--- BEGIN Supplied records ---
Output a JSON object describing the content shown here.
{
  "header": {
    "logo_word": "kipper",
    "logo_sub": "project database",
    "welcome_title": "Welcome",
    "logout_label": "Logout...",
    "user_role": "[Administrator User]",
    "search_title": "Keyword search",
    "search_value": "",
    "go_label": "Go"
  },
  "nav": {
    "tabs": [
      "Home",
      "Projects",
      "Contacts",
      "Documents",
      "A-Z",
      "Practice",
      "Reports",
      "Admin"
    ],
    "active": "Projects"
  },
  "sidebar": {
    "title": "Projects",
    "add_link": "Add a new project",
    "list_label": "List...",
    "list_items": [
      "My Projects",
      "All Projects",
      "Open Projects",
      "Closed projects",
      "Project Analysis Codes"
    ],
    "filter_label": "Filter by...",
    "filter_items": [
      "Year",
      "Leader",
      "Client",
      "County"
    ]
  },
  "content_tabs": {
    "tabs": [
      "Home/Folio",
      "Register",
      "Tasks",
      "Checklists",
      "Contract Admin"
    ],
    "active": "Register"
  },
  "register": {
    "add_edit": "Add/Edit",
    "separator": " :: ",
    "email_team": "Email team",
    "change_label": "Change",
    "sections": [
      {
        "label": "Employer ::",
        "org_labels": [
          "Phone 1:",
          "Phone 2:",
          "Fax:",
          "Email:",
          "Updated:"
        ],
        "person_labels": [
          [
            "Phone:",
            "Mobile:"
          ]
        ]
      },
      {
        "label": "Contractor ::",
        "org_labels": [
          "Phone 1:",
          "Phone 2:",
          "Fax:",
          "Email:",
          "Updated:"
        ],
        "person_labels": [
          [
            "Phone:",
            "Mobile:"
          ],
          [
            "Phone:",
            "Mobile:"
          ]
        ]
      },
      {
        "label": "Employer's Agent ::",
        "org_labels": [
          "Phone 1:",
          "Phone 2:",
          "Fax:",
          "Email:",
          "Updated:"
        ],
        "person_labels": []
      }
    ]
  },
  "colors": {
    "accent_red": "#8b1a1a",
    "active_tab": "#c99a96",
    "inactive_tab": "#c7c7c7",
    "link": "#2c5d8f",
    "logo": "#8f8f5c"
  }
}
--- END Supplied records ---
Request
Restate all of the entries above precisely.

Complete answer
Output a JSON object describing the content shown here.
{
  "header": {
    "logo_word": "kipper",
    "logo_sub": "project database",
    "welcome_title": "Welcome",
    "logout_label": "Logout...",
    "user_role": "[Administrator User]",
    "search_title": "Keyword search",
    "search_value": "",
    "go_label": "Go"
  },
  "nav": {
    "tabs": [
      "Home",
      "Projects",
      "Contacts",
      "Documents",
      "A-Z",
      "Practice",
      "Reports",
      "Admin"
    ],
    "active": "Projects"
  },
  "sidebar": {
    "title": "Projects",
    "add_link": "Add a new project",
    "list_label": "List...",
    "list_items": [
      "My Projects",
      "All Projects",
      "Open Projects",
      "Closed projects",
      "Project Analysis Codes"
    ],
    "filter_label": "Filter by...",
    "filter_items": [
      "Year",
      "Leader",
      "Client",
      "County"
    ]
  },
  "content_tabs": {
    "tabs": [
      "Home/Folio",
      "Register",
      "Tasks",
      "Checklists",
      "Contract Admin"
    ],
    "active": "Register"
  },
  "register": {
    "add_edit": "Add/Edit",
    "separator": " :: ",
    "email_team": "Email team",
    "change_label": "Change",
    "sections": [
      {
        "label": "Employer ::",
        "org_labels": [
          "Phone 1:",
          "Phone 2:",
          "Fax:",
          "Email:",
          "Updated:"
        ],
        "person_labels": [
          [
            "Phone:",
            "Mobile:"
          ]
        ]
      },
      {
        "label": "Contractor ::",
        "org_labels": [
          "Phone 1:",
          "Phone 2:",
          "Fax:",
          "Email:",
          "Updated:"
        ],
        "person_labels": [
          [
            "Phone:",
            "Mobile:"
          ],
          [
            "Phone:",
            "Mobile:"
          ]
        ]
      },
      {
        "label": "Employer's Agent ::",
        "org_labels": [
          "Phone 1:",
          "Phone 2:",
          "Fax:",
          "Email:",
          "Updated:"
        ],
        "person_labels": []
      }
    ]
  },
  "colors": {
    "accent_red": "#8b1a1a",
    "active_tab": "#c99a96",
    "inactive_tab": "#c7c7c7",
    "link": "#2c5d8f",
    "logo": "#8f8f5c"
  }
}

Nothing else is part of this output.